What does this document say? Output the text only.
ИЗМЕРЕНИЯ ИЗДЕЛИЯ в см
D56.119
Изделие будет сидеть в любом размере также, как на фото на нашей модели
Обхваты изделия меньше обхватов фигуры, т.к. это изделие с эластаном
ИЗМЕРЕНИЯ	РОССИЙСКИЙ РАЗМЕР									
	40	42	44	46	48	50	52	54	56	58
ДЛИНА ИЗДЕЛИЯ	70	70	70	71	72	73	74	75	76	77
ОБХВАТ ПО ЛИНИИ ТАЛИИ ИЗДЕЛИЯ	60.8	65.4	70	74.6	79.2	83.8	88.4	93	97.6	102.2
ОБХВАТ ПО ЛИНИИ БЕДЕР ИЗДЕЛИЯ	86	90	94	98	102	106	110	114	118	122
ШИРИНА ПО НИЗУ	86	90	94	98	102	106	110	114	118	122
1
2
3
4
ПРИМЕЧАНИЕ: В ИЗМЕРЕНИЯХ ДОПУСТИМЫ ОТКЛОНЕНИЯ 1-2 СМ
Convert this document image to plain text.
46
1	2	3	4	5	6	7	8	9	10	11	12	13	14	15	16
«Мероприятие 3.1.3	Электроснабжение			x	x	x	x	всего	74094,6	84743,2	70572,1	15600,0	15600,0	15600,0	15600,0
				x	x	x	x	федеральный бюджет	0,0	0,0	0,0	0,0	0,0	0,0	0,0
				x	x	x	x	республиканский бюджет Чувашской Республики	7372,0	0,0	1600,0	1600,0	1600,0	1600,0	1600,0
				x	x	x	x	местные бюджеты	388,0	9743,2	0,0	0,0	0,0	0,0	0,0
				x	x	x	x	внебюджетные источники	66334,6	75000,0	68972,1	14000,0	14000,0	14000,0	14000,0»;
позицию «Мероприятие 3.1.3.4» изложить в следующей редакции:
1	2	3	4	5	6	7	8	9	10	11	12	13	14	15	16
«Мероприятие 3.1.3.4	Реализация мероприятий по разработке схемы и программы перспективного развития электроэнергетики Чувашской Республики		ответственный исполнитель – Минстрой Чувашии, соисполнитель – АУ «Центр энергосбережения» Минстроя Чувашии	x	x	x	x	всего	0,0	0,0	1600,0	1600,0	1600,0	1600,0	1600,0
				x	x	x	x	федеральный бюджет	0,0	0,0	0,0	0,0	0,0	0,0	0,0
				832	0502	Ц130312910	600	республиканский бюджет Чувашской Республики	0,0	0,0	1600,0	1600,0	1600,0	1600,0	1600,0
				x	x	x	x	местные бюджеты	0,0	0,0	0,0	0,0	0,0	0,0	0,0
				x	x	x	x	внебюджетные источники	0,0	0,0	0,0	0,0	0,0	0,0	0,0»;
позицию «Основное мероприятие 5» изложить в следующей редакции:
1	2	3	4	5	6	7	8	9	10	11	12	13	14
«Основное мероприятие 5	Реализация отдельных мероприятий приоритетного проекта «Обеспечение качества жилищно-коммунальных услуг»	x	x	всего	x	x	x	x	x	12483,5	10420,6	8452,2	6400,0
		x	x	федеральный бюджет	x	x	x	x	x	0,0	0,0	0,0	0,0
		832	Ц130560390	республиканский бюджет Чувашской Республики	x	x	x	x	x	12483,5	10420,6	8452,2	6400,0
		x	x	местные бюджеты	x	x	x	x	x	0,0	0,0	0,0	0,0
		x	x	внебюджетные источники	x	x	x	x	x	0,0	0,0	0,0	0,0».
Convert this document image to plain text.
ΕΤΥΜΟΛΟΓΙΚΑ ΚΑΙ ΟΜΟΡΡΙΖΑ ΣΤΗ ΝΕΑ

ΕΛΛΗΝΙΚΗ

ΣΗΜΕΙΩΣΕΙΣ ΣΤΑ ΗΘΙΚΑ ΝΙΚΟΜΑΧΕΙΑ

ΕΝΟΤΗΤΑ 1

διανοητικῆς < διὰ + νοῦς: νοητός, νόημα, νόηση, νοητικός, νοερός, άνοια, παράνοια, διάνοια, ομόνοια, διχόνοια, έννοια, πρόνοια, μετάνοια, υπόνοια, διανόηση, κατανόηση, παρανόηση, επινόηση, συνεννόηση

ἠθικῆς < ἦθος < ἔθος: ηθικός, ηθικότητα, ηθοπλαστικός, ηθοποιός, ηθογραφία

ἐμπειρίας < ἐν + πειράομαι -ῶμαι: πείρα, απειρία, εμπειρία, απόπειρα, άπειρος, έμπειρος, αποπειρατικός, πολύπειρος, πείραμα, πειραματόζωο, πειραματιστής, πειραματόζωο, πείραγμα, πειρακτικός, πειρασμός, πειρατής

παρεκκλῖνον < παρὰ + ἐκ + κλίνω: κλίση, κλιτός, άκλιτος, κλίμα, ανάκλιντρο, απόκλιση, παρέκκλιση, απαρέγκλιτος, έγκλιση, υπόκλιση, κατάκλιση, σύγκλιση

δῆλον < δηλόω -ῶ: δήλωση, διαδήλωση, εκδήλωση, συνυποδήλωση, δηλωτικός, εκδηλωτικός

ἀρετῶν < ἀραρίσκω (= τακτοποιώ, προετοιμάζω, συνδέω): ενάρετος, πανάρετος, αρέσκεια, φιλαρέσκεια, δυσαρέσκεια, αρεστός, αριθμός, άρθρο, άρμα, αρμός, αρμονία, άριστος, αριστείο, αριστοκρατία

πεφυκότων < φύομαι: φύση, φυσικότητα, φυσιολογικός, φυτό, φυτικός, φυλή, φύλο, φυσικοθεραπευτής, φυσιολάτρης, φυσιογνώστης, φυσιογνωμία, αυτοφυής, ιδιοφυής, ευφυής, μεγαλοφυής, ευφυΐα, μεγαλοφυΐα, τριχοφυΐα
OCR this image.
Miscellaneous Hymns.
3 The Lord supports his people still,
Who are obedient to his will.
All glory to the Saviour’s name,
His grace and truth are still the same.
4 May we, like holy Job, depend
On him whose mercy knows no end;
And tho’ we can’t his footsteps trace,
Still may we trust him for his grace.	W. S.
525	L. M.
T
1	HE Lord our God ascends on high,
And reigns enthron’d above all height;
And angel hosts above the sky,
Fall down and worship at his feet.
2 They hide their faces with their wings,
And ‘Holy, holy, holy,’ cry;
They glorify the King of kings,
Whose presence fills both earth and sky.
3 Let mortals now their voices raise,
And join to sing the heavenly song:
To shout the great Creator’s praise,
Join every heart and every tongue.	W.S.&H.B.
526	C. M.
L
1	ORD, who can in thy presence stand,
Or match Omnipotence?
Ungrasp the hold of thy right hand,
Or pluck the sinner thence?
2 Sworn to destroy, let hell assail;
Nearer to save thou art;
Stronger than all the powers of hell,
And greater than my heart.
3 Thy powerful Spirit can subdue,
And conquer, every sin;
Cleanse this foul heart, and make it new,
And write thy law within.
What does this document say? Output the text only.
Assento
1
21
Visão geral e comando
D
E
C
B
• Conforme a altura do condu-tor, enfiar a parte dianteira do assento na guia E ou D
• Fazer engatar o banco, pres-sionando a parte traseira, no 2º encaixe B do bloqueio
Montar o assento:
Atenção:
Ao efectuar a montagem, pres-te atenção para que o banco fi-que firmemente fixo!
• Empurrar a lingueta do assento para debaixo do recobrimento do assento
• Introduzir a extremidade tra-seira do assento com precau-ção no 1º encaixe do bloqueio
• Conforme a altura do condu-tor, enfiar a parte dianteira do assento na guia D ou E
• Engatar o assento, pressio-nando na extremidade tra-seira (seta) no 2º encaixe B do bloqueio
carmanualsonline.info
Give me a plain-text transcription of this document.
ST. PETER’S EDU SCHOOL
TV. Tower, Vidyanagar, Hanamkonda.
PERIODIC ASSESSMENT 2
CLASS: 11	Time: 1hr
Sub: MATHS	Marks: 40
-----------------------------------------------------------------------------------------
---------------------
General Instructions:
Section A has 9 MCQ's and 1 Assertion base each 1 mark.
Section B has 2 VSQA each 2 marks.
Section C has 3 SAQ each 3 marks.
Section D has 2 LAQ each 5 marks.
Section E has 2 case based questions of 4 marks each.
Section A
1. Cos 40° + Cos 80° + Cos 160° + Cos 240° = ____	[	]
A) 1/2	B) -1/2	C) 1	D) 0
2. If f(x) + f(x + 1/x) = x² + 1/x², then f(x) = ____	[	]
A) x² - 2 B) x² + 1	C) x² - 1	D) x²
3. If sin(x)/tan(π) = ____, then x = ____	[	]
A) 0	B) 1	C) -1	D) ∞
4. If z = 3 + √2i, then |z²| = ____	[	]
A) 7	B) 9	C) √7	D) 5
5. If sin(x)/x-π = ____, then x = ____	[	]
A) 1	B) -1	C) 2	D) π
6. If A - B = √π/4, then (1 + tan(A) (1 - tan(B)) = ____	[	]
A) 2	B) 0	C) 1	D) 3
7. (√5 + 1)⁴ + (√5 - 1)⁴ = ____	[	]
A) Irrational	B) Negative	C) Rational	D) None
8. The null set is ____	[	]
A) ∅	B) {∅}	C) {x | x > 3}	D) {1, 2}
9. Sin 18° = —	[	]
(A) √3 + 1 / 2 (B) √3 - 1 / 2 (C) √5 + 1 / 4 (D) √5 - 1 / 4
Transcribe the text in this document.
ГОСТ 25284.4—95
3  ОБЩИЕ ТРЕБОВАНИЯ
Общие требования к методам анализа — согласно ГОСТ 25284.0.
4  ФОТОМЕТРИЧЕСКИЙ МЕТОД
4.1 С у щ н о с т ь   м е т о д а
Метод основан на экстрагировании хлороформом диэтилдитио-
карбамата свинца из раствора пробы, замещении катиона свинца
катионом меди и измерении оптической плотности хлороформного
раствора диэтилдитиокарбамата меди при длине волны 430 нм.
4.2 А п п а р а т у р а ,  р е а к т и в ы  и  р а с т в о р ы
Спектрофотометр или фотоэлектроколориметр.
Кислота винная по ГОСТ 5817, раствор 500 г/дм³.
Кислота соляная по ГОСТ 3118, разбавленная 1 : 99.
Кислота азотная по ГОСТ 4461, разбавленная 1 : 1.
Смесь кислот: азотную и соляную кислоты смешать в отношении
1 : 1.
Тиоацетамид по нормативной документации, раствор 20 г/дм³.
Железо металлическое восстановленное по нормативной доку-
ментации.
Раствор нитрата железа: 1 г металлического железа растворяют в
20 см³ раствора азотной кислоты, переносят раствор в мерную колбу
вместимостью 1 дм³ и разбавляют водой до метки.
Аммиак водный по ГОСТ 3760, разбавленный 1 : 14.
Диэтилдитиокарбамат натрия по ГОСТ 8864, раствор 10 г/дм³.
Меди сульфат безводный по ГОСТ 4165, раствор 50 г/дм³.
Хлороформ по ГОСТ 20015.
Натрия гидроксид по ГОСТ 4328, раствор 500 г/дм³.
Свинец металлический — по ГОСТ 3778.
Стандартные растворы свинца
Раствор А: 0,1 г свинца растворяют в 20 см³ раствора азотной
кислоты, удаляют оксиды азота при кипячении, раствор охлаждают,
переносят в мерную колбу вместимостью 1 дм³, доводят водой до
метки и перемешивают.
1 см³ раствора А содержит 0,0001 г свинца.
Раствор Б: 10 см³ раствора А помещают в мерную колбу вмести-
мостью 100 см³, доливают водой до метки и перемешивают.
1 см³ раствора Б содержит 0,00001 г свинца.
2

══════════

> [Required task] Scan the listing above. Gather each line that contains the word "altura".

> [Answer below]
• Conforme a altura do condu-tor, enfiar a parte dianteira do assento na guia E ou D
• Conforme a altura do condu-tor, enfiar a parte dianteira do assento na guia D ou E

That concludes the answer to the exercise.